▸ **Requirements**:
Are you able to quote each entry exactly as written?

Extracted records
--*--

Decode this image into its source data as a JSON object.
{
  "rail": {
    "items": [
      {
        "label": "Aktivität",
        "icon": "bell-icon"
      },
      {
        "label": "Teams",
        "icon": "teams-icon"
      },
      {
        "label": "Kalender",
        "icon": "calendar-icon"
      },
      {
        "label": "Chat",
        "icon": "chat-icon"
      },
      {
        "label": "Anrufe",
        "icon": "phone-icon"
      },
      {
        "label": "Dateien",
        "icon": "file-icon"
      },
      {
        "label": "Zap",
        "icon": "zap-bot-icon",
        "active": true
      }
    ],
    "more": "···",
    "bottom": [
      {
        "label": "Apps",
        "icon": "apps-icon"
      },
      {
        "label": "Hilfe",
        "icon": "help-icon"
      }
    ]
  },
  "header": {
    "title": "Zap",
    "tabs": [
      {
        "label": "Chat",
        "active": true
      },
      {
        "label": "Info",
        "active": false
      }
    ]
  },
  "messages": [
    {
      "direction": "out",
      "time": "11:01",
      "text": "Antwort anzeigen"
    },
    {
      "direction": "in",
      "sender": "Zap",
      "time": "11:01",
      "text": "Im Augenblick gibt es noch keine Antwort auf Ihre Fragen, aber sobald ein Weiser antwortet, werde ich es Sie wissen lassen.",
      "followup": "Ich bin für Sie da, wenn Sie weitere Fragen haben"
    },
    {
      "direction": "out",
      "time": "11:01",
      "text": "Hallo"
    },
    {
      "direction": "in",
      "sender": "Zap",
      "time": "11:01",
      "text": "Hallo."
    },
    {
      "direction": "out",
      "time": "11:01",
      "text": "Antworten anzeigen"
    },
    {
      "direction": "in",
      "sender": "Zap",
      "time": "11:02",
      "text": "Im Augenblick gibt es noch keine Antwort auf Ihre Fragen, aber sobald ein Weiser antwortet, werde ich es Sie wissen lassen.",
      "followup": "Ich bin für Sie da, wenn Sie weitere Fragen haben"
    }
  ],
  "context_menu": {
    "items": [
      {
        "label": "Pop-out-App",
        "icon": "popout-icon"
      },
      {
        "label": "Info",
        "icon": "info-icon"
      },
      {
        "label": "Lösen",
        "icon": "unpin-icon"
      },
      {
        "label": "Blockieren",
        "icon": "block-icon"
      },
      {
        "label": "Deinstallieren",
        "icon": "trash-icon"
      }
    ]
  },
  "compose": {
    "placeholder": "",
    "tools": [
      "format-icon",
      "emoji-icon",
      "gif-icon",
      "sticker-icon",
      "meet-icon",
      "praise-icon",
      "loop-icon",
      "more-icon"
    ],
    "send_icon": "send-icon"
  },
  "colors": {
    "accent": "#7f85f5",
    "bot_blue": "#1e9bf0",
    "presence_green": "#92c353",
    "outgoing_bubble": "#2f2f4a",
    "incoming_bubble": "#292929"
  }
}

--*--

▸ **Written answer**:
Decode this image into its source data as a JSON object.
{
  "rail": {
    "items": [
      {
        "label": "Aktivität",
        "icon": "bell-icon"
      },
      {
        "label": "Teams",
        "icon": "teams-icon"
      },
      {
        "label": "Kalender",
        "icon": "calendar-icon"
      },
      {
        "label": "Chat",
        "icon": "chat-icon"
      },
      {
        "label": "Anrufe",
        "icon": "phone-icon"
      },
      {
        "label": "Dateien",
        "icon": "file-icon"
      },
      {
        "label": "Zap",
        "icon": "zap-bot-icon",
        "active": true
      }
    ],
    "more": "···",
    "bottom": [
      {
        "label": "Apps",
        "icon": "apps-icon"
      },
      {
        "label": "Hilfe",
        "icon": "help-icon"
      }
    ]
  },
  "header": {
    "title": "Zap",
    "tabs": [
      {
        "label": "Chat",
        "active": true
      },
      {
        "label": "Info",
        "active": false
      }
    ]
  },
  "messages": [
    {
      "direction": "out",
      "time": "11:01",
      "text": "Antwort anzeigen"
    },
    {
      "direction": "in",
      "sender": "Zap",
      "time": "11:01",
      "text": "Im Augenblick gibt es noch keine Antwort auf Ihre Fragen, aber sobald ein Weiser antwortet, werde ich es Sie wissen lassen.",
      "followup": "Ich bin für Sie da, wenn Sie weitere Fragen haben"
    },
    {
      "direction": "out",
      "time": "11:01",
      "text": "Hallo"
    },
    {
      "direction": "in",
      "sender": "Zap",
      "time": "11:01",
      "text": "Hallo."
    },
    {
      "direction": "out",
      "time": "11:01",
      "text": "Antworten anzeigen"
    },
    {
      "direction": "in",
      "sender": "Zap",
      "time": "11:02",
      "text": "Im Augenblick gibt es noch keine Antwort auf Ihre Fragen, aber sobald ein Weiser antwortet, werde ich es Sie wissen lassen.",
      "followup": "Ich bin für Sie da, wenn Sie weitere Fragen haben"
    }
  ],
  "context_menu": {
    "items": [
      {
        "label": "Pop-out-App",
        "icon": "popout-icon"
      },
      {
        "label": "Info",
        "icon": "info-icon"
      },
      {
        "label": "Lösen",
        "icon": "unpin-icon"
      },
      {
        "label": "Blockieren",
        "icon": "block-icon"
      },
      {
        "label": "Deinstallieren",
        "icon": "trash-icon"
      }
    ]
  },
  "compose": {
    "placeholder": "",
    "tools": [
      "format-icon",
      "emoji-icon",
      "gif-icon",
      "sticker-icon",
      "meet-icon",
      "praise-icon",
      "loop-icon",
      "more-icon"
    ],
    "send_icon": "send-icon"
  },
  "colors": {
    "accent": "#7f85f5",
    "bot_blue": "#1e9bf0",
    "presence_green": "#92c353",
    "outgoing_bubble": "#2f2f4a",
    "incoming_bubble": "#292929"
  }
}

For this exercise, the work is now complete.